* BEGIN *

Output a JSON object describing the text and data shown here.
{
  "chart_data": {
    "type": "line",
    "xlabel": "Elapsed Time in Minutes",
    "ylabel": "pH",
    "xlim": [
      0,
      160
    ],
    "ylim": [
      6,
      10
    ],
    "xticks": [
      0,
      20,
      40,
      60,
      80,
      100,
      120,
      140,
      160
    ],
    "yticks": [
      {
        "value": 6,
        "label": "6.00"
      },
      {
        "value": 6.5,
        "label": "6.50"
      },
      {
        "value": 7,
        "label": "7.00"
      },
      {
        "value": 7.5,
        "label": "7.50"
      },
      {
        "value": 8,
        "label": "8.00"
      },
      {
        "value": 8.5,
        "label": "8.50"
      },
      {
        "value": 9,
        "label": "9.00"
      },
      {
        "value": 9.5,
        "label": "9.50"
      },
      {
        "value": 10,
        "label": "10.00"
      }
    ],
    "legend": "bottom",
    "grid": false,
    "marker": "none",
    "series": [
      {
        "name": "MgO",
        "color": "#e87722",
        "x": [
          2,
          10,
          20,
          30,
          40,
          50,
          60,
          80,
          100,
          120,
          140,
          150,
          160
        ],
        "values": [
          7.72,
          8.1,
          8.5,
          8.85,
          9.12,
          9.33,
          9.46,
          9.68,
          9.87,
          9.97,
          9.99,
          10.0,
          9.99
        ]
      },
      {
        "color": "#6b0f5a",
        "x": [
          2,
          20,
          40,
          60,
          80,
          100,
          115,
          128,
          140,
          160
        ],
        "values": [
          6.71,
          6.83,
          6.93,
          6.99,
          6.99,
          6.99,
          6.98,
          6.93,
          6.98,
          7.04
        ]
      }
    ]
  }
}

* END *

Reproduce the material verbatim, line by line.

Output a JSON object describing the text and data shown here.
{
  "chart_data": {
    "type": "line",
    "xlabel": "Elapsed Time in Minutes",
    "ylabel": "pH",
    "xlim": [
      0,
      160
    ],
    "ylim": [
      6,
      10
    ],
    "xticks": [
      0,
      20,
      40,
      60,
      80,
      100,
      120,
      140,
      160
    ],
    "yticks": [
      {
        "value": 6,
        "label": "6.00"
      },
      {
        "value": 6.5,
        "label": "6.50"
      },
      {
        "value": 7,
        "label": "7.00"
      },
      {
        "value": 7.5,
        "label": "7.50"
      },
      {
        "value": 8,
        "label": "8.00"
      },
      {
        "value": 8.5,
        "label": "8.50"
      },
      {
        "value": 9,
        "label": "9.00"
      },
      {
        "value": 9.5,
        "label": "9.50"
      },
      {
        "value": 10,
        "label": "10.00"
      }
    ],
    "legend": "bottom",
    "grid": false,
    "marker": "none",
    "series": [
      {
        "name": "MgO",
        "color": "#e87722",
        "x": [
          2,
          10,
          20,
          30,
          40,
          50,
          60,
          80,
          100,
          120,
          140,
          150,
          160
        ],
        "values": [
          7.72,
          8.1,
          8.5,
          8.85,
          9.12,
          9.33,
          9.46,
          9.68,
          9.87,
          9.97,
          9.99,
          10.0,
          9.99
        ]
      },
      {
        "color": "#6b0f5a",
        "x": [
          2,
          20,
          40,
          60,
          80,
          100,
          115,
          128,
          140,
          160
        ],
        "values": [
          6.71,
          6.83,
          6.93,
          6.99,
          6.99,
          6.99,
          6.98,
          6.93,
          6.98,
          7.04
        ]
      }
    ]
  }
}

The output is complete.